### What is needed
Please pull out every line that includes the string "JSON".

### Figure collection entries
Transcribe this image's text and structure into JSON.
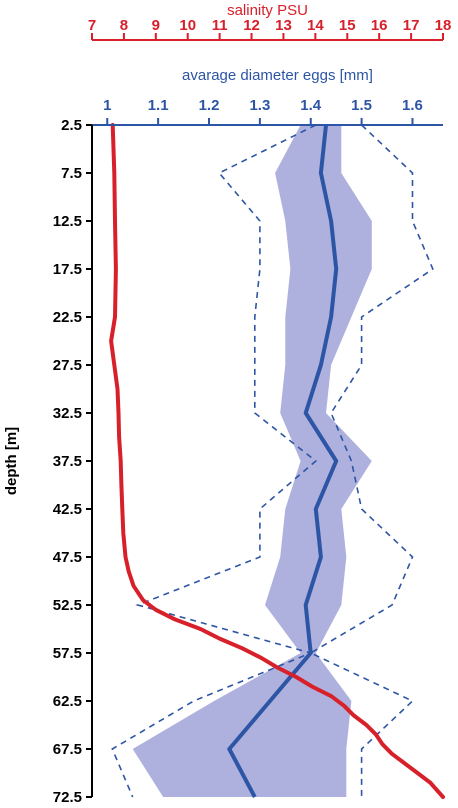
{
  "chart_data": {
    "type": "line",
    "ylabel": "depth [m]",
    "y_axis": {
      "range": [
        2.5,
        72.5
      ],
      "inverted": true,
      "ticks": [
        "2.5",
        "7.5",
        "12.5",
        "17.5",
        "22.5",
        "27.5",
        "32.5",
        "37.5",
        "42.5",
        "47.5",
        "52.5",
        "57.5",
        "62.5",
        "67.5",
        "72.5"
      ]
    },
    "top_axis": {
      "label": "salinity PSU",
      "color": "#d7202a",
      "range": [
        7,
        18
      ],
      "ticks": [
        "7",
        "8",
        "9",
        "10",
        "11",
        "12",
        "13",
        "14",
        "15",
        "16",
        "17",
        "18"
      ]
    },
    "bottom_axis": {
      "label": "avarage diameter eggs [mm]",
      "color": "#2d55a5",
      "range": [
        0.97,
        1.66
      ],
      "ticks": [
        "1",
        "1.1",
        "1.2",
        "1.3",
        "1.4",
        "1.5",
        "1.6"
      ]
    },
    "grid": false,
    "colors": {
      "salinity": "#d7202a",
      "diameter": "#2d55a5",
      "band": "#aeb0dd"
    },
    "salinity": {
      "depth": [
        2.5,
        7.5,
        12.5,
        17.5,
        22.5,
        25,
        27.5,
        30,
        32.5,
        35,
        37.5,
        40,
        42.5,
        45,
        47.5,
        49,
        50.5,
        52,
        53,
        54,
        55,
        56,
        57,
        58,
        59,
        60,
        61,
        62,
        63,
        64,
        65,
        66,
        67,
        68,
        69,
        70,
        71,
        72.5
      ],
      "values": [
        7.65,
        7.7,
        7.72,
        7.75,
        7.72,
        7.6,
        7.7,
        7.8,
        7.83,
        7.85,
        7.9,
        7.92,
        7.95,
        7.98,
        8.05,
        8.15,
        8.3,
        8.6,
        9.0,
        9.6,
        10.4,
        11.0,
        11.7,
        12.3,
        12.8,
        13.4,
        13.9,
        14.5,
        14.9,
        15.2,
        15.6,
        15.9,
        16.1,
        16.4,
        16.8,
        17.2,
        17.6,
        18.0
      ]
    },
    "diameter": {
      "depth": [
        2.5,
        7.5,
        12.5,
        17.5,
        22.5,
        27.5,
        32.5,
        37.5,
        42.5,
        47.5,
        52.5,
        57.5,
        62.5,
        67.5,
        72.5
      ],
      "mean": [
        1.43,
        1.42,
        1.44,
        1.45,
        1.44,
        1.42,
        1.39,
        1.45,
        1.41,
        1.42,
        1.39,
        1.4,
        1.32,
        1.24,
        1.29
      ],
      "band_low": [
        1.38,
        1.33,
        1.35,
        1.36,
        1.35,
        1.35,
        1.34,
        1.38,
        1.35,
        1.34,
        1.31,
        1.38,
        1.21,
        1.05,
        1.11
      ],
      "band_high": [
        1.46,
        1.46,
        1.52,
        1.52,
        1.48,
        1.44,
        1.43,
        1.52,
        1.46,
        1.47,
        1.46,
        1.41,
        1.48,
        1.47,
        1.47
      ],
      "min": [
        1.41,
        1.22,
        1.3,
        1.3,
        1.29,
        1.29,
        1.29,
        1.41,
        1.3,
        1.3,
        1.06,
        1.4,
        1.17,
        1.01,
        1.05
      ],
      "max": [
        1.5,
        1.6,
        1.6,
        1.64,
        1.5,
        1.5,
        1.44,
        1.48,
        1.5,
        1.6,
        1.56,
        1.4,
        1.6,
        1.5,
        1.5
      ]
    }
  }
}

* * *

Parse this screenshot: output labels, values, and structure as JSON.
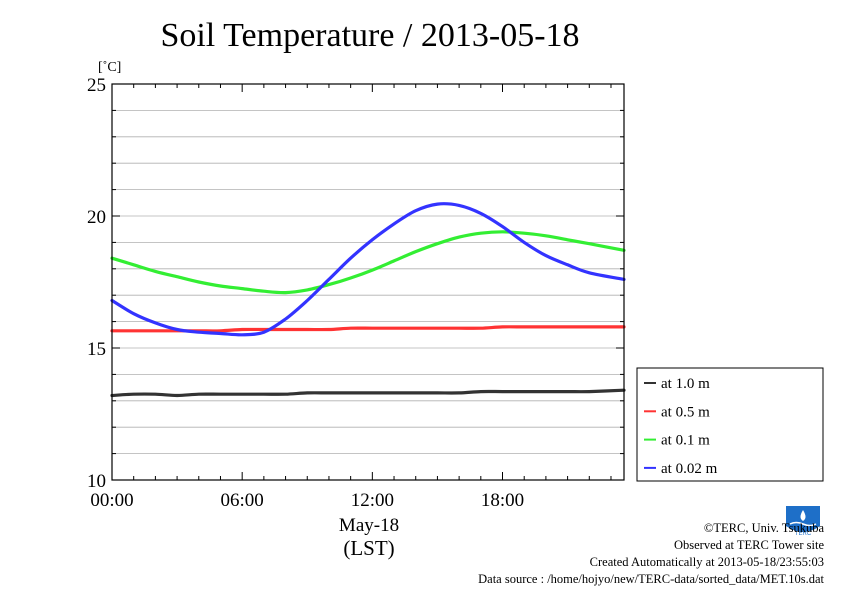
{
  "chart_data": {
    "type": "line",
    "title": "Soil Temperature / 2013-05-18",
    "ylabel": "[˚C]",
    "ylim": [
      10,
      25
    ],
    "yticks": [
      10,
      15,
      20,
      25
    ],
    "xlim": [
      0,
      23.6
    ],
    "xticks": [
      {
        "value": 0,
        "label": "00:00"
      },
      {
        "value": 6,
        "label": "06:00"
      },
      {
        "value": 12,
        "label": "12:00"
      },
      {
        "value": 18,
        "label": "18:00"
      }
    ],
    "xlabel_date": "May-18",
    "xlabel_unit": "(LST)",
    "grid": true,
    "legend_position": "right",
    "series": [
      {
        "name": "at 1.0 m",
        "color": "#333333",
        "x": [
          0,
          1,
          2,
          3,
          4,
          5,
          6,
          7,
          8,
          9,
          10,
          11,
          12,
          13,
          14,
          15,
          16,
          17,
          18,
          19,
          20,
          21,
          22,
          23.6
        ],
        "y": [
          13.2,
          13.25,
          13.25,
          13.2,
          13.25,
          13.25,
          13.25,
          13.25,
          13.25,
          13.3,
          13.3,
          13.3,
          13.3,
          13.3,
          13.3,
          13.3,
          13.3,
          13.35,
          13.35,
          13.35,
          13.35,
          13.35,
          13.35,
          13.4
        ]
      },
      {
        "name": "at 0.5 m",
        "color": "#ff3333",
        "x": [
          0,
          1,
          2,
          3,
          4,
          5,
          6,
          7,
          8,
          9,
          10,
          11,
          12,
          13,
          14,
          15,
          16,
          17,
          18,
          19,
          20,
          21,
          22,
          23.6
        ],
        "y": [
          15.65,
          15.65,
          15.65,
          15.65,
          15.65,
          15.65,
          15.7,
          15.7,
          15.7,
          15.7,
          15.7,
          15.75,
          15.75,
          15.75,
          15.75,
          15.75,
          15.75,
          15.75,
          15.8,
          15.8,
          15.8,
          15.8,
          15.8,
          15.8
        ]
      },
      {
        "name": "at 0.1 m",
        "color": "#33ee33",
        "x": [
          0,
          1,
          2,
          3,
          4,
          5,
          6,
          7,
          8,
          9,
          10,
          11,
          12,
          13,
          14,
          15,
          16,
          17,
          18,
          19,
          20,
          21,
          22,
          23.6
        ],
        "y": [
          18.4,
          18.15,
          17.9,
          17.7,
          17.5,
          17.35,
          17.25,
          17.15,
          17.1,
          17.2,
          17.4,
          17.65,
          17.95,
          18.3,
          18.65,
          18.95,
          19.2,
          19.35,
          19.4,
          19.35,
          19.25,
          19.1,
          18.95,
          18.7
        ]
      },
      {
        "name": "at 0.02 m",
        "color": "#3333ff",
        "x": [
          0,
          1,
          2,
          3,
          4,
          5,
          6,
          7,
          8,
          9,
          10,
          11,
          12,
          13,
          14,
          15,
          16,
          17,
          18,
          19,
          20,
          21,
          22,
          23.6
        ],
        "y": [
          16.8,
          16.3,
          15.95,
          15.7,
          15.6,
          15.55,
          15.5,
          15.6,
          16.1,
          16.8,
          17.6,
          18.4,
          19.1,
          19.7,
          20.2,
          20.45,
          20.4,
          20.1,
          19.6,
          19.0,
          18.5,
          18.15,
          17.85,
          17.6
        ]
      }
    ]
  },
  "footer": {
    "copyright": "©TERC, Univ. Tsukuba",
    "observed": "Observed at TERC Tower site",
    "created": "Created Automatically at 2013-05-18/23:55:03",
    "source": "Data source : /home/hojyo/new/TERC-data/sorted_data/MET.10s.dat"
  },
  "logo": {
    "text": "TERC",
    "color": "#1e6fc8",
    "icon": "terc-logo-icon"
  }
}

...

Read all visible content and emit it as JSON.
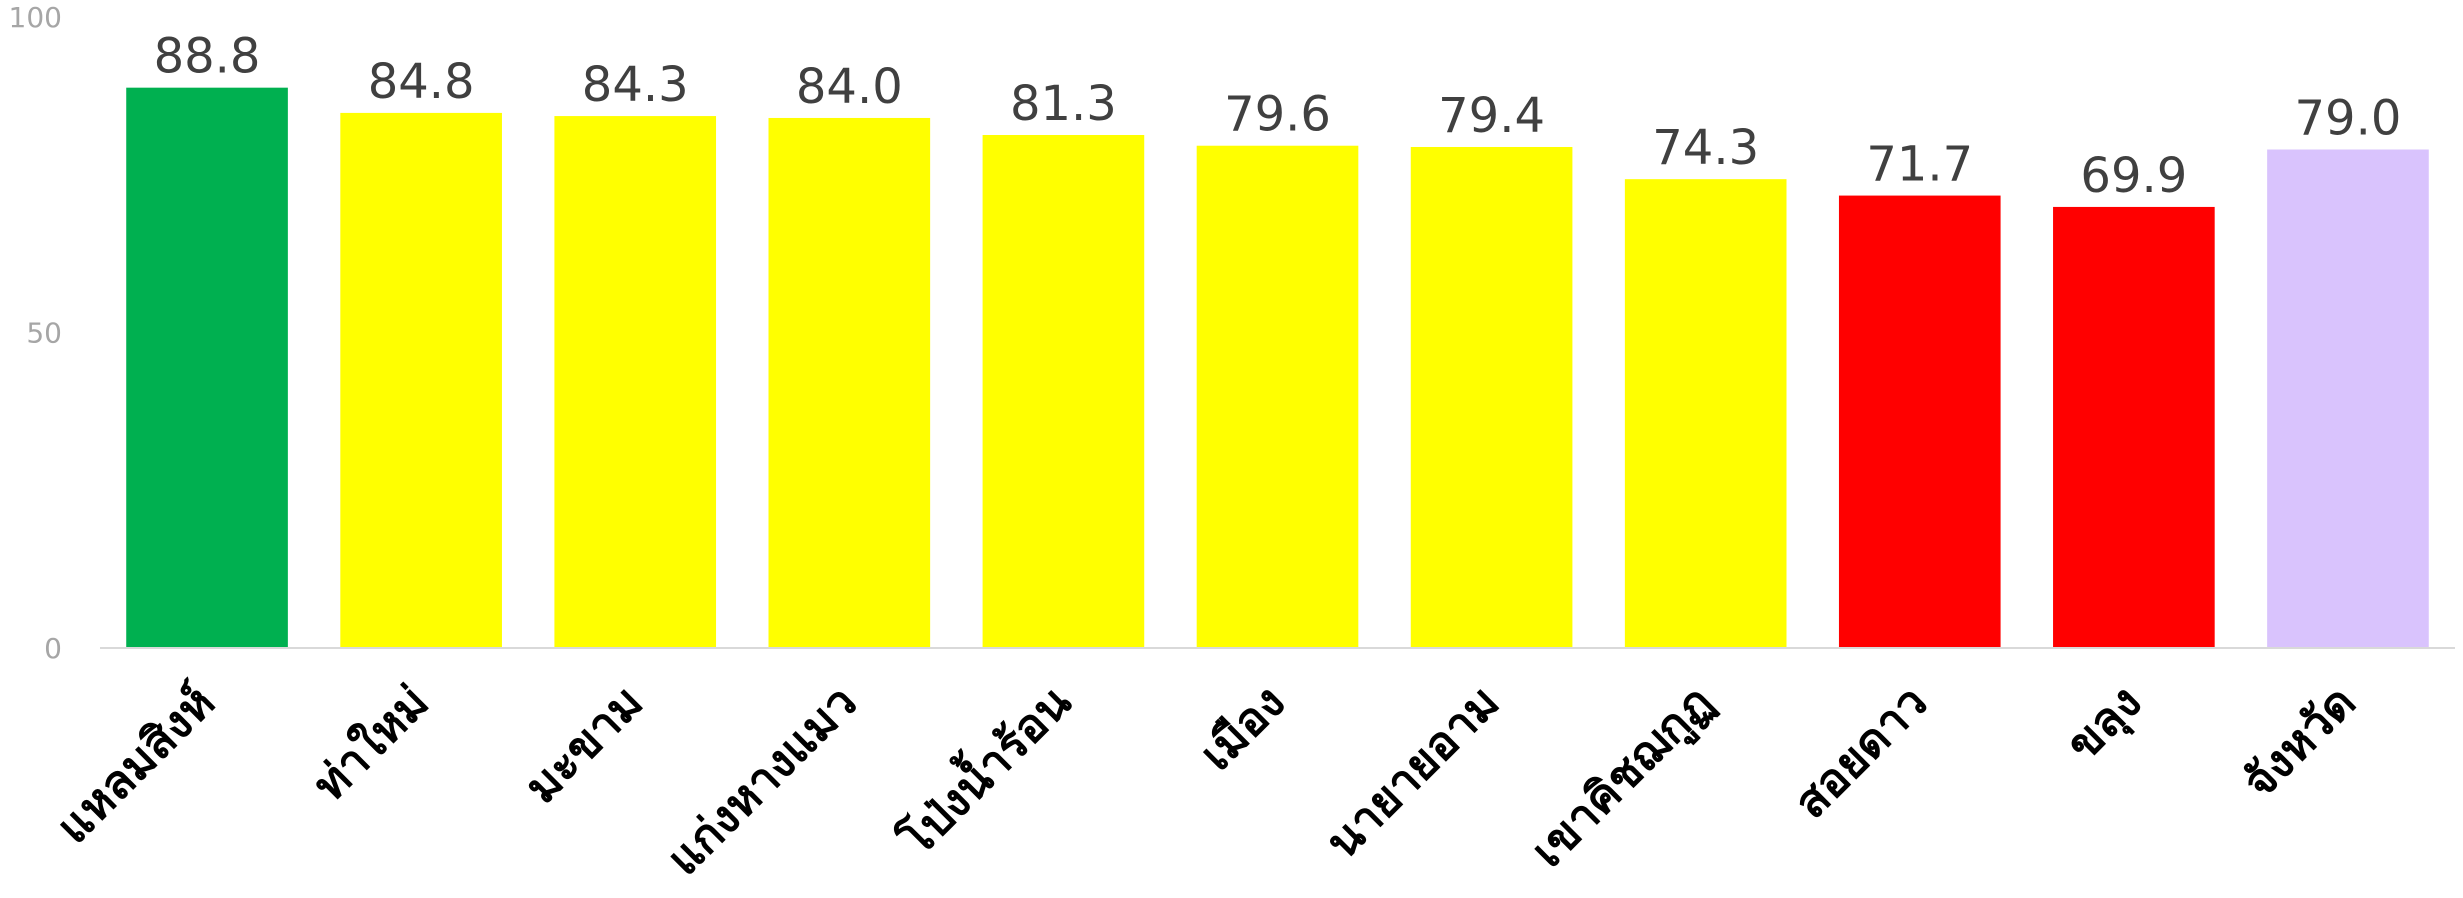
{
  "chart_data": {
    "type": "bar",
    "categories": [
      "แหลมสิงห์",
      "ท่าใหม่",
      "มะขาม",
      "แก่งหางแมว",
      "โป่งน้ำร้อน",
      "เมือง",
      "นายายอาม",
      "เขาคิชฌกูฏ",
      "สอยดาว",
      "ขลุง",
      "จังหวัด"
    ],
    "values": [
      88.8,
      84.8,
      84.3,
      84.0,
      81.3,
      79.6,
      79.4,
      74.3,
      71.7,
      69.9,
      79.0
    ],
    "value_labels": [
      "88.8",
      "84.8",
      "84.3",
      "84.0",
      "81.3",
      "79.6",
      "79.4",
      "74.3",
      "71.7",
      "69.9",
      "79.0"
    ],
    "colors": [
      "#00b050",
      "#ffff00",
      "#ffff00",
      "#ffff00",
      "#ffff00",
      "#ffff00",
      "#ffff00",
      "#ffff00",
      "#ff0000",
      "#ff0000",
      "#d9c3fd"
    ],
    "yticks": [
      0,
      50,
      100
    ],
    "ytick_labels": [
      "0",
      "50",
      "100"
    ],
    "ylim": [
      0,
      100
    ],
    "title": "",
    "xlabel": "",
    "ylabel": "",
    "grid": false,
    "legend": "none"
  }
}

### Written reply
Transcribe this image's text and structure into JSON.
Parse this screenshot: output labels, values, and structure as JSON.
Read all visible content and emit it as JSON.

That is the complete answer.